**EXERCISE**
Output the entries below exactly as written, omitting pictures.

────────────────────

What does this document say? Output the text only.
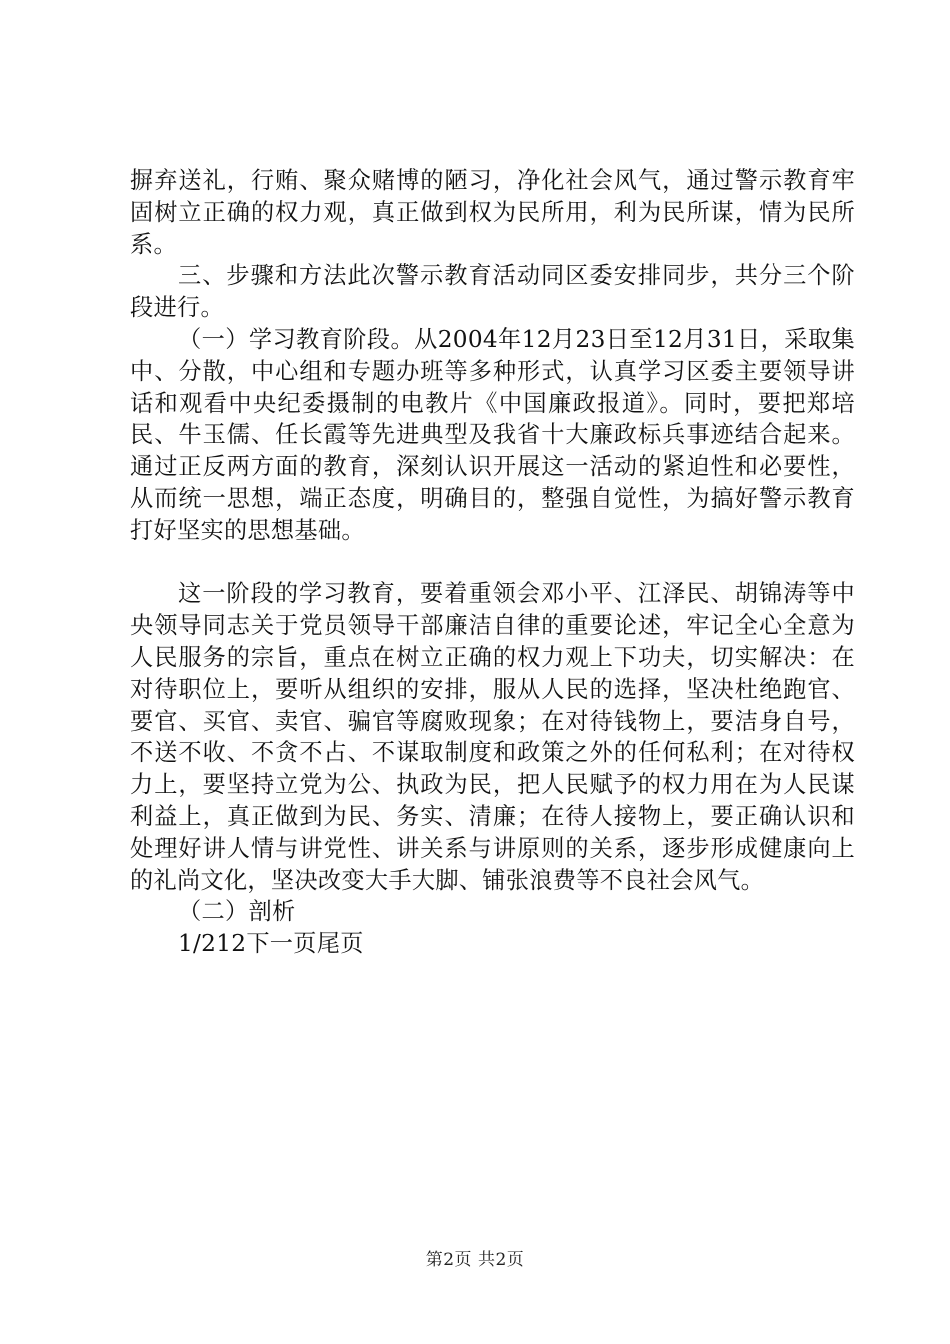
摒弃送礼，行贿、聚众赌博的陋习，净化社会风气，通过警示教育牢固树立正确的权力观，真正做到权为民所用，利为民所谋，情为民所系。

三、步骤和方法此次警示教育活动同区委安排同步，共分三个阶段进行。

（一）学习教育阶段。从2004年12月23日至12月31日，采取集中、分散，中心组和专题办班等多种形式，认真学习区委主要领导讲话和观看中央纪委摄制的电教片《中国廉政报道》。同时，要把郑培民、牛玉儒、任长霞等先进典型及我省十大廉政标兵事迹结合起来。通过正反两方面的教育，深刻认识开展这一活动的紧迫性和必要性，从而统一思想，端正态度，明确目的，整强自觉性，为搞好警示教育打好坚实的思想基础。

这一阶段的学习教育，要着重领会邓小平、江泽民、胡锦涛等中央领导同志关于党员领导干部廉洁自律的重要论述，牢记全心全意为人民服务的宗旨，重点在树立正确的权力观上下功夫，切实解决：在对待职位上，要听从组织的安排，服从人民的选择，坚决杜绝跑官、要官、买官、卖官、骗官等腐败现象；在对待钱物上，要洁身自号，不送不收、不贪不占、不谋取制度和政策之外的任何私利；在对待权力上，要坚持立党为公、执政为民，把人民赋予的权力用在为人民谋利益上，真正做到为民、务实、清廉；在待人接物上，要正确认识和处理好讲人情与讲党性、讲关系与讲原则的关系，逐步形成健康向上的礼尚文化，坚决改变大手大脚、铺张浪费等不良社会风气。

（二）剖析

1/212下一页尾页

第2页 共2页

────────────────────

**SOLUTION TO THE PROBLEM**
What does this document say? Output the text only.
摒弃送礼，行贿、聚众赌博的陋习，净化社会风气，通过警示教育牢固树立正确的权力观，真正做到权为民所用，利为民所谋，情为民所系。

三、步骤和方法此次警示教育活动同区委安排同步，共分三个阶段进行。

（一）学习教育阶段。从2004年12月23日至12月31日，采取集中、分散，中心组和专题办班等多种形式，认真学习区委主要领导讲话和观看中央纪委摄制的电教片《中国廉政报道》。同时，要把郑培民、牛玉儒、任长霞等先进典型及我省十大廉政标兵事迹结合起来。通过正反两方面的教育，深刻认识开展这一活动的紧迫性和必要性，从而统一思想，端正态度，明确目的，整强自觉性，为搞好警示教育打好坚实的思想基础。

这一阶段的学习教育，要着重领会邓小平、江泽民、胡锦涛等中央领导同志关于党员领导干部廉洁自律的重要论述，牢记全心全意为人民服务的宗旨，重点在树立正确的权力观上下功夫，切实解决：在对待职位上，要听从组织的安排，服从人民的选择，坚决杜绝跑官、要官、买官、卖官、骗官等腐败现象；在对待钱物上，要洁身自号，不送不收、不贪不占、不谋取制度和政策之外的任何私利；在对待权力上，要坚持立党为公、执政为民，把人民赋予的权力用在为人民谋利益上，真正做到为民、务实、清廉；在待人接物上，要正确认识和处理好讲人情与讲党性、讲关系与讲原则的关系，逐步形成健康向上的礼尚文化，坚决改变大手大脚、铺张浪费等不良社会风气。

（二）剖析

1/212下一页尾页

第2页 共2页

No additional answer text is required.